* start Information shown *
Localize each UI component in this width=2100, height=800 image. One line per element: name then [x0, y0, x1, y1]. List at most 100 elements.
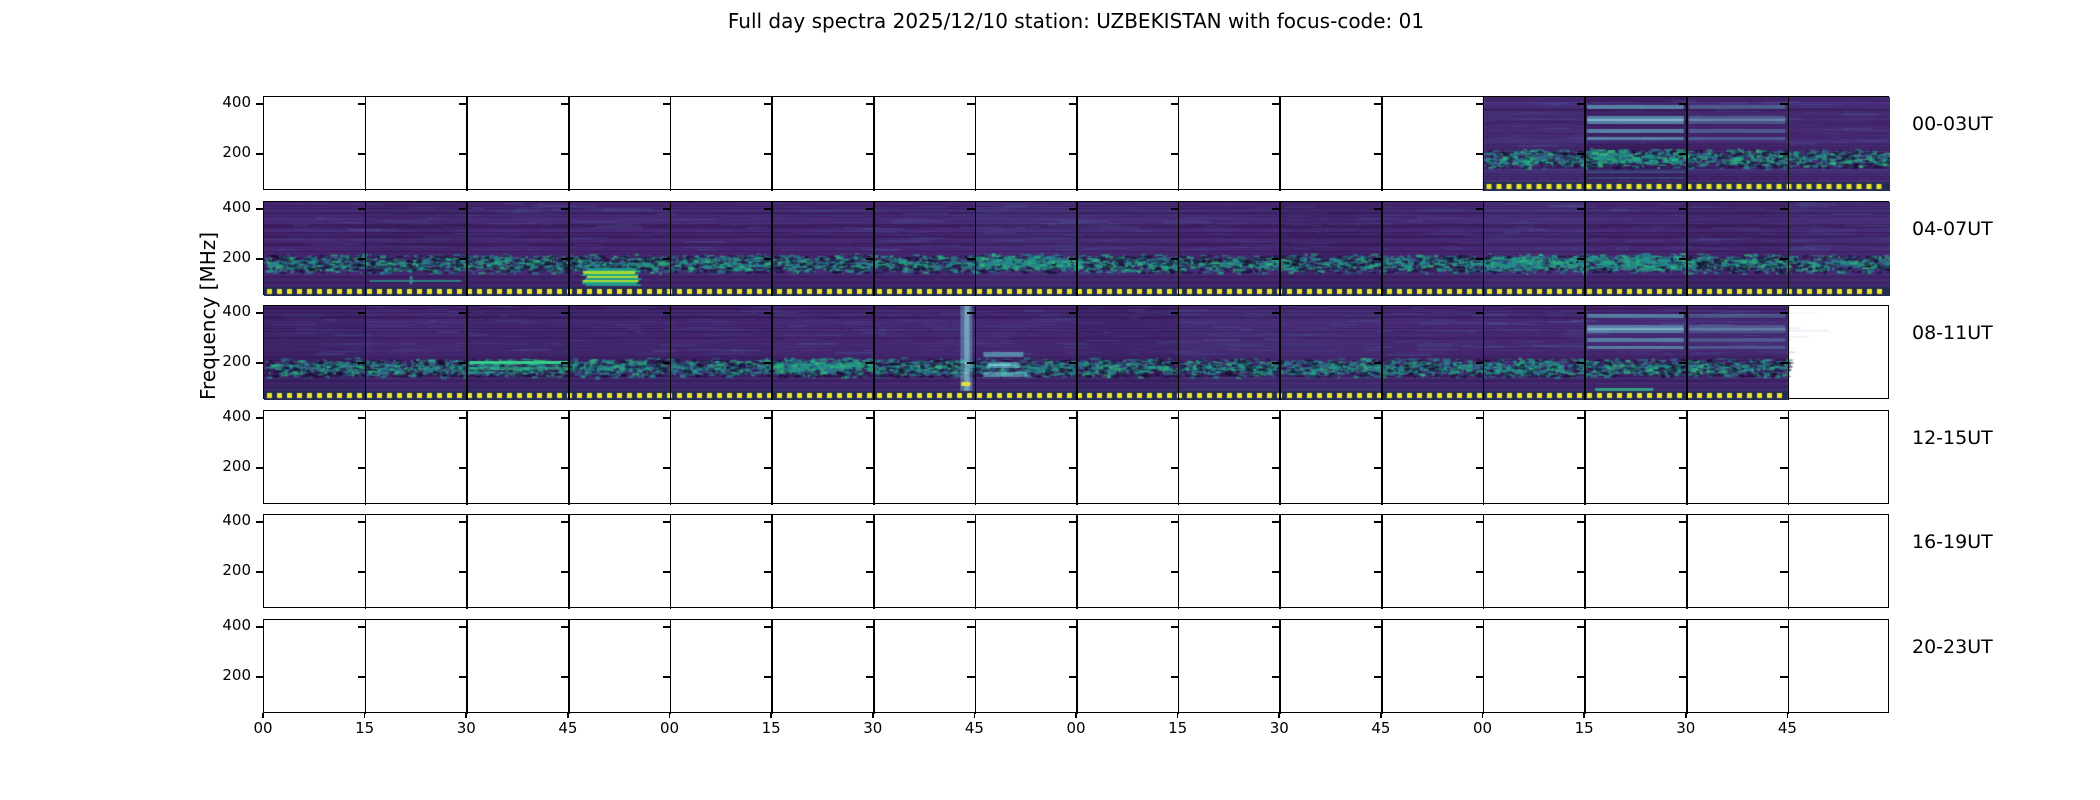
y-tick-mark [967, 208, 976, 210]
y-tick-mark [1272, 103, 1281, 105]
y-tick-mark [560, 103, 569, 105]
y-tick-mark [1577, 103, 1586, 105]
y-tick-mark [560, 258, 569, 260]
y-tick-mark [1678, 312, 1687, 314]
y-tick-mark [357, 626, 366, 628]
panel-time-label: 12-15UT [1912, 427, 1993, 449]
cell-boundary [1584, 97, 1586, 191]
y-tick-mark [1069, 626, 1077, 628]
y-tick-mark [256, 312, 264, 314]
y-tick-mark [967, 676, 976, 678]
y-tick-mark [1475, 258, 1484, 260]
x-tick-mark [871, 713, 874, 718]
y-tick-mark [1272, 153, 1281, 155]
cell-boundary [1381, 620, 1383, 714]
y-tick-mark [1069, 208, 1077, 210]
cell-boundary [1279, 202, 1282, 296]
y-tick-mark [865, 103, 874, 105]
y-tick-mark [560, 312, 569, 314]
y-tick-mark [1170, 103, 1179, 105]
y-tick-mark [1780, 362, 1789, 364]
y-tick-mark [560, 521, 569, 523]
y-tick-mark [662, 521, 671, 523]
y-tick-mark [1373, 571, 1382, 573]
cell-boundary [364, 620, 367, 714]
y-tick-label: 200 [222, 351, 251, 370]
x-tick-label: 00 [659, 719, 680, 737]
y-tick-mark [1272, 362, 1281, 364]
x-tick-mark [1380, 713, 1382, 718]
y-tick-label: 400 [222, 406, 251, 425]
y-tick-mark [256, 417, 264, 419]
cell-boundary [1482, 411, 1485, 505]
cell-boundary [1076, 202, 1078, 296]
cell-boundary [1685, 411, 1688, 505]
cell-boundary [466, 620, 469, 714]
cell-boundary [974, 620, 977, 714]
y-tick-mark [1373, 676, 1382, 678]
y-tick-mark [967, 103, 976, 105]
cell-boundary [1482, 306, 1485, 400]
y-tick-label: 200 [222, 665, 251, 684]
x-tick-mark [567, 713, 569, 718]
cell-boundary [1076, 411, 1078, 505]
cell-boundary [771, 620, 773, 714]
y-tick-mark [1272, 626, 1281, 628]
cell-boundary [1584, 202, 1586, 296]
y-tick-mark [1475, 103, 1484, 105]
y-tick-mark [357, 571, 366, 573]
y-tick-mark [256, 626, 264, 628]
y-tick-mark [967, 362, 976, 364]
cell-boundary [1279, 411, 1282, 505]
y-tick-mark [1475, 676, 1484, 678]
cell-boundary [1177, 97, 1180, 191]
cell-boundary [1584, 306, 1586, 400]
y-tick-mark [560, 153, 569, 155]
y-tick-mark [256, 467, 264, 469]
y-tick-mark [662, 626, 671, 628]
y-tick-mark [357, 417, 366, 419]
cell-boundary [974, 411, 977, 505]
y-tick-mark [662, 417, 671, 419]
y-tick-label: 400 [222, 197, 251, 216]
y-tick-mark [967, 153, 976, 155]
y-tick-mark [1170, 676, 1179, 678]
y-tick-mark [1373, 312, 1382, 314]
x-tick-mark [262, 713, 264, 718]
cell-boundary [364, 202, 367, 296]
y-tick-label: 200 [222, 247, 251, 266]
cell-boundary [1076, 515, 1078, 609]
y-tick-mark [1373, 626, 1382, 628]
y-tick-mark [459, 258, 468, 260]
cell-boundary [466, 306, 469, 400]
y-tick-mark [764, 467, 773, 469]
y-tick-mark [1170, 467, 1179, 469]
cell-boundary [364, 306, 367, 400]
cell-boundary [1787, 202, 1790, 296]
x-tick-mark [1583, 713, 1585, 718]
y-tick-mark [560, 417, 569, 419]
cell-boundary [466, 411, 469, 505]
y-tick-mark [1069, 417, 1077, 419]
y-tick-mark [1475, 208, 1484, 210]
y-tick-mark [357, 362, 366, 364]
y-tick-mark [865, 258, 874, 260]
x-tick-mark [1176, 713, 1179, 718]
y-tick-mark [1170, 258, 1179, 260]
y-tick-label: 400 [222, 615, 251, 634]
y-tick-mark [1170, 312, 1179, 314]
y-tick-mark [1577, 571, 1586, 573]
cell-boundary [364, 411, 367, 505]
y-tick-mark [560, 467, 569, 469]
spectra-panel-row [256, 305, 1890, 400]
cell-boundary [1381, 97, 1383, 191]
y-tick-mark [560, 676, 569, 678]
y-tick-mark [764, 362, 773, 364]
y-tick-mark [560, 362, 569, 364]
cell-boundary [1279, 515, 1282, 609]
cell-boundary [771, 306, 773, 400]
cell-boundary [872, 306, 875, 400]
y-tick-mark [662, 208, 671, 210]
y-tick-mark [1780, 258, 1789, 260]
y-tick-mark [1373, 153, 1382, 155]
* end Information shown *
▶ Problem requirements:
Format the lines of the records, from the line containing "y-tick-mark [967, 208, 976, 210]" up to and including the line containing "cell-boundary [1584, 306, 1586, 400]", as a Markdown table. Use the columns Row and Record line, number each line, and leave out any blank lines.

▶ Written solution:
| Row | Record line |
|---|---|
| 1 | y-tick-mark [967, 208, 976, 210] |
| 2 | y-tick-mark [1272, 103, 1281, 105] |
| 3 | y-tick-mark [560, 103, 569, 105] |
| 4 | y-tick-mark [1577, 103, 1586, 105] |
| 5 | y-tick-mark [560, 258, 569, 260] |
| 6 | y-tick-mark [1678, 312, 1687, 314] |
| 7 | y-tick-mark [357, 626, 366, 628] |
| 8 | panel-time-label: 12-15UT [1912, 427, 1993, 449] |
| 9 | cell-boundary [1584, 97, 1586, 191] |
| 10 | y-tick-mark [1069, 626, 1077, 628] |
| 11 | y-tick-mark [256, 312, 264, 314] |
| 12 | y-tick-mark [967, 676, 976, 678] |
| 13 | y-tick-mark [1475, 258, 1484, 260] |
| 14 | x-tick-mark [871, 713, 874, 718] |
| 15 | y-tick-mark [1272, 153, 1281, 155] |
| 16 | cell-boundary [1381, 620, 1383, 714] |
| 17 | y-tick-mark [1069, 208, 1077, 210] |
| 18 | cell-boundary [1279, 202, 1282, 296] |
| 19 | y-tick-mark [865, 103, 874, 105] |
| 20 | y-tick-mark [560, 312, 569, 314] |
| 21 | y-tick-mark [1170, 103, 1179, 105] |
| 22 | y-tick-mark [1780, 362, 1789, 364] |
| 23 | y-tick-mark [560, 521, 569, 523] |
| 24 | y-tick-mark [662, 521, 671, 523] |
| 25 | y-tick-mark [1373, 571, 1382, 573] |
| 26 | cell-boundary [364, 620, 367, 714] |
| 27 | y-tick-label: 200 [222, 351, 251, 370] |
| 28 | x-tick-label: 00 [659, 719, 680, 737] |
| 29 | y-tick-mark [1272, 362, 1281, 364] |
| 30 | x-tick-mark [1380, 713, 1382, 718] |
| 31 | y-tick-label: 400 [222, 406, 251, 425] |
| 32 | y-tick-mark [256, 417, 264, 419] |
| 33 | cell-boundary [1482, 411, 1485, 505] |
| 34 | cell-boundary [1076, 202, 1078, 296] |
| 35 | cell-boundary [1685, 411, 1688, 505] |
| 36 | cell-boundary [466, 620, 469, 714] |
| 37 | cell-boundary [974, 620, 977, 714] |
| 38 | y-tick-mark [1373, 676, 1382, 678] |
| 39 | y-tick-mark [967, 103, 976, 105] |
| 40 | cell-boundary [1482, 306, 1485, 400] |
| 41 | y-tick-label: 200 [222, 665, 251, 684] |
| 42 | x-tick-mark [567, 713, 569, 718] |
| 43 | cell-boundary [1076, 411, 1078, 505] |
| 44 | cell-boundary [771, 620, 773, 714] |
| 45 | y-tick-mark [1272, 626, 1281, 628] |
| 46 | cell-boundary [1584, 202, 1586, 296] |
| 47 | y-tick-mark [1475, 103, 1484, 105] |
| 48 | y-tick-mark [357, 571, 366, 573] |
| 49 | y-tick-mark [256, 626, 264, 628] |
| 50 | y-tick-mark [967, 362, 976, 364] |
| 51 | cell-boundary [1279, 411, 1282, 505] |
| 52 | y-tick-mark [1475, 676, 1484, 678] |
| 53 | cell-boundary [1177, 97, 1180, 191] |
| 54 | cell-boundary [1584, 306, 1586, 400] |